**SHORT TASK**
What follows is a set of records; repeat all of them exactly.
[Start DATA SUPPLIED]
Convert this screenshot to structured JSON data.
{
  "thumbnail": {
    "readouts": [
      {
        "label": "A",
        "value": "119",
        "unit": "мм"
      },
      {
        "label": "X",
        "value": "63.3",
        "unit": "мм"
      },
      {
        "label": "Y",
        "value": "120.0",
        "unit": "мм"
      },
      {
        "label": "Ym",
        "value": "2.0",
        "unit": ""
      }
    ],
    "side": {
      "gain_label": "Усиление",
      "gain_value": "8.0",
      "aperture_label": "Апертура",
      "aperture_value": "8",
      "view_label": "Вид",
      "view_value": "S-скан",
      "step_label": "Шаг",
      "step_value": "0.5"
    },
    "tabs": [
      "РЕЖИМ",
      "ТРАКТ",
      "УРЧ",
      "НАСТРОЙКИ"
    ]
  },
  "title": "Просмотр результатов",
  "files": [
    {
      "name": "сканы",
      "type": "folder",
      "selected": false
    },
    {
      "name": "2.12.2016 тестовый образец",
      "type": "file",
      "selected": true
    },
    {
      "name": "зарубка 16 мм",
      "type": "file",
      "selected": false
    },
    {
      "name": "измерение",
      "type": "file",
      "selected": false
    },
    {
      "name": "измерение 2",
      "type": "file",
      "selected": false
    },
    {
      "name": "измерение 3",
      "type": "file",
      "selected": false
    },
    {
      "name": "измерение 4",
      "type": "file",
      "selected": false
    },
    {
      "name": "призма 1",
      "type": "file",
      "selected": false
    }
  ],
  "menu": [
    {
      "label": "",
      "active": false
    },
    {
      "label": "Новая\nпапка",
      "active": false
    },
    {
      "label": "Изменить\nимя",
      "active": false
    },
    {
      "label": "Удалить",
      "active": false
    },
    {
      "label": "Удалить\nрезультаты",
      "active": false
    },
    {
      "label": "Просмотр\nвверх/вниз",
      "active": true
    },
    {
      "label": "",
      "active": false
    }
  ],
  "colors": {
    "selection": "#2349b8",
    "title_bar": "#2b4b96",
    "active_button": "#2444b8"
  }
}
[End DATA SUPPLIED]
**REPLY**
Convert this screenshot to structured JSON data.
{
  "thumbnail": {
    "readouts": [
      {
        "label": "A",
        "value": "119",
        "unit": "мм"
      },
      {
        "label": "X",
        "value": "63.3",
        "unit": "мм"
      },
      {
        "label": "Y",
        "value": "120.0",
        "unit": "мм"
      },
      {
        "label": "Ym",
        "value": "2.0",
        "unit": ""
      }
    ],
    "side": {
      "gain_label": "Усиление",
      "gain_value": "8.0",
      "aperture_label": "Апертура",
      "aperture_value": "8",
      "view_label": "Вид",
      "view_value": "S-скан",
      "step_label": "Шаг",
      "step_value": "0.5"
    },
    "tabs": [
      "РЕЖИМ",
      "ТРАКТ",
      "УРЧ",
      "НАСТРОЙКИ"
    ]
  },
  "title": "Просмотр результатов",
  "files": [
    {
      "name": "сканы",
      "type": "folder",
      "selected": false
    },
    {
      "name": "2.12.2016 тестовый образец",
      "type": "file",
      "selected": true
    },
    {
      "name": "зарубка 16 мм",
      "type": "file",
      "selected": false
    },
    {
      "name": "измерение",
      "type": "file",
      "selected": false
    },
    {
      "name": "измерение 2",
      "type": "file",
      "selected": false
    },
    {
      "name": "измерение 3",
      "type": "file",
      "selected": false
    },
    {
      "name": "измерение 4",
      "type": "file",
      "selected": false
    },
    {
      "name": "призма 1",
      "type": "file",
      "selected": false
    }
  ],
  "menu": [
    {
      "label": "",
      "active": false
    },
    {
      "label": "Новая\nпапка",
      "active": false
    },
    {
      "label": "Изменить\nимя",
      "active": false
    },
    {
      "label": "Удалить",
      "active": false
    },
    {
      "label": "Удалить\nрезультаты",
      "active": false
    },
    {
      "label": "Просмотр\nвверх/вниз",
      "active": true
    },
    {
      "label": "",
      "active": false
    }
  ],
  "colors": {
    "selection": "#2349b8",
    "title_bar": "#2b4b96",
    "active_button": "#2444b8"
  }
}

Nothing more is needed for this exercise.